-- START Provided data --

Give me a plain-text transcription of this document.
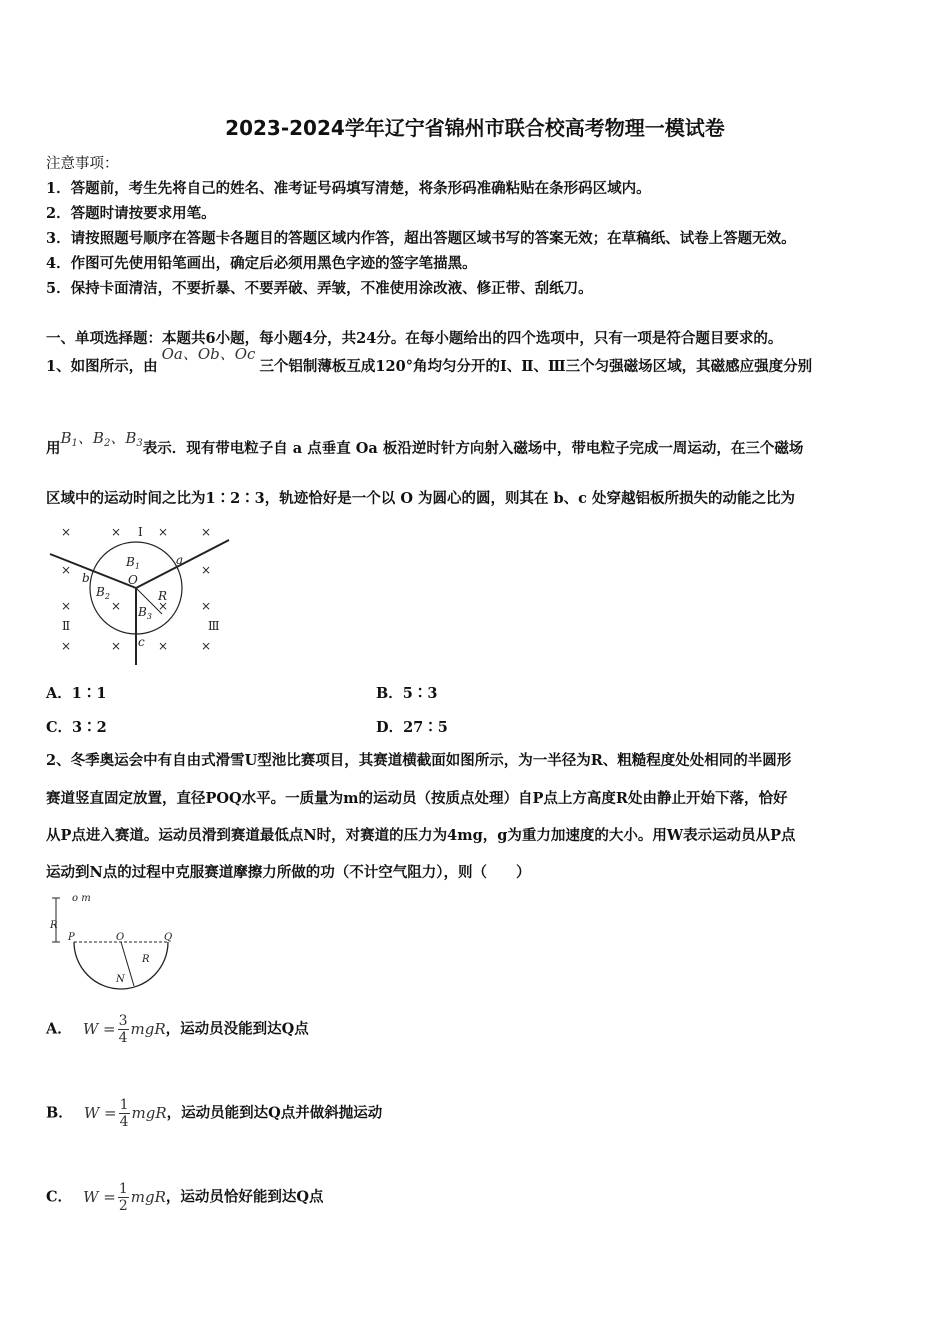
2023-2024学年辽宁省锦州市联合校高考物理一模试卷
注意事项：
1．答题前，考生先将自己的姓名、准考证号码填写清楚，将条形码准确粘贴在条形码区域内。
2．答题时请按要求用笔。
3．请按照题号顺序在答题卡各题目的答题区域内作答，超出答题区域书写的答案无效；在草稿纸、试卷上答题无效。
4．作图可先使用铅笔画出，确定后必须用黑色字迹的签字笔描黑。
5．保持卡面清洁，不要折暴、不要弄破、弄皱，不准使用涂改液、修正带、刮纸刀。
一、单项选择题：本题共6小题，每小题4分，共24分。在每小题给出的四个选项中，只有一项是符合题目要求的。
1、如图所示，由Oa、Ob、Oc三个铝制薄板互成120°角均匀分开的Ⅰ、Ⅱ、Ⅲ三个匀强磁场区域，其磁感应强度分别
用$B_1$、$B_2$、$B_3$表示．现有带电粒子自 a 点垂直 Oa 板沿逆时针方向射入磁场中，带电粒子完成一周运动，在三个磁场
区域中的运动时间之比为1∶2∶3，轨迹恰好是一个以 O 为圆心的圆，则其在 b、c 处穿越铝板所损失的动能之比为
×	× Ⅰ ×	×
×	×
×	×	×	×
×	×	×	×
Ⅱ	Ⅲ
O
a
b
c
R
$B_1$
$B_2$
$B_3$
A．1∶1	B．5∶3
C．3∶2	D．27∶5
2、冬季奥运会中有自由式滑雪U型池比赛项目，其赛道横截面如图所示，为一半径为R、粗糙程度处处相同的半圆形
赛道竖直固定放置，直径POQ水平。一质量为m的运动员（按质点处理）自P点上方高度R处由静止开始下落，恰好
从P点进入赛道。运动员滑到赛道最低点N时，对赛道的压力为4mg，g为重力加速度的大小。用W表示运动员从P点
运动到N点的过程中克服赛道摩擦力所做的功（不计空气阻力），则（　　）
o m
R
P	O	Q
R
N
A． $W = \frac{3}{4}$ mgR，运动员没能到达Q点
B． $W = \frac{1}{4}$ mgR，运动员能到达Q点并做斜抛运动
C． $W = \frac{1}{2}$ mgR，运动员恰好能到达Q点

-- END Provided data --

Among the entries, how many lines contain the string "frac"? Give the number without anything else.

→ Complete response
3